Start

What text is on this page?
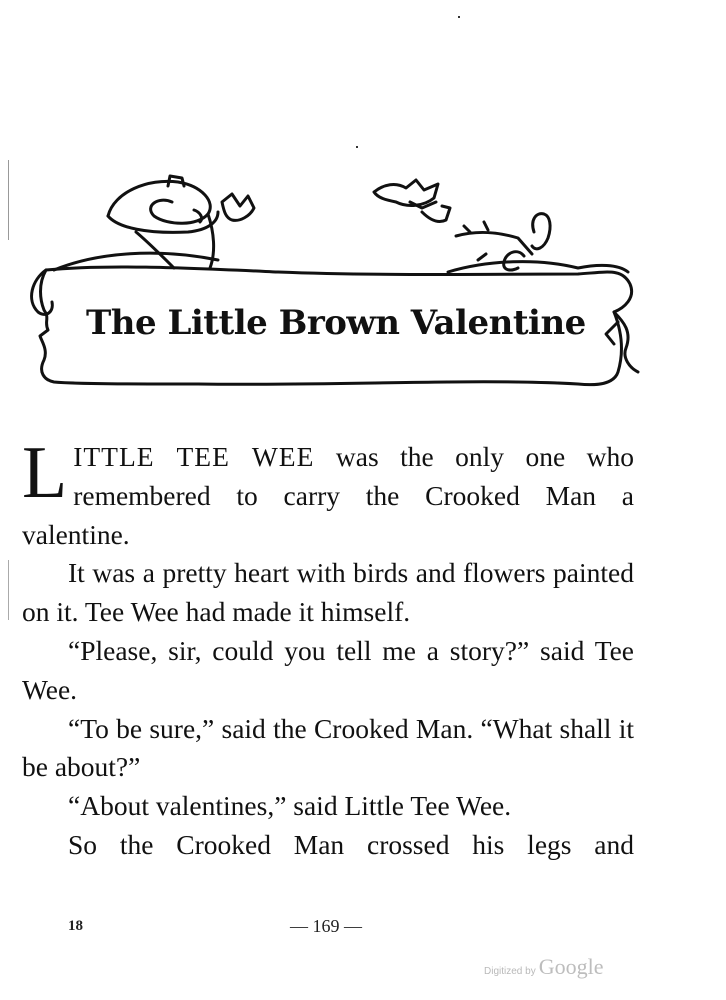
The Little Brown Valentine

LITTLE TEE WEE was the only one who remembered to carry the Crooked Man a valentine.

It was a pretty heart with birds and flowers painted on it. Tee Wee had made it himself.

“Please, sir, could you tell me a story?” said Tee Wee.

“To be sure,” said the Crooked Man. “What shall it be about?”

“About valentines,” said Little Tee Wee.

So the Crooked Man crossed his legs and

18	— 169 —
Digitized by Google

End

Restate the whole listing above exactly, except for its images.

What text is on this page?
The Little Brown Valentine

LITTLE TEE WEE was the only one who remembered to carry the Crooked Man a valentine.

It was a pretty heart with birds and flowers painted on it. Tee Wee had made it himself.

“Please, sir, could you tell me a story?” said Tee Wee.

“To be sure,” said the Crooked Man. “What shall it be about?”

“About valentines,” said Little Tee Wee.

So the Crooked Man crossed his legs and

18	— 169 —
Digitized by Google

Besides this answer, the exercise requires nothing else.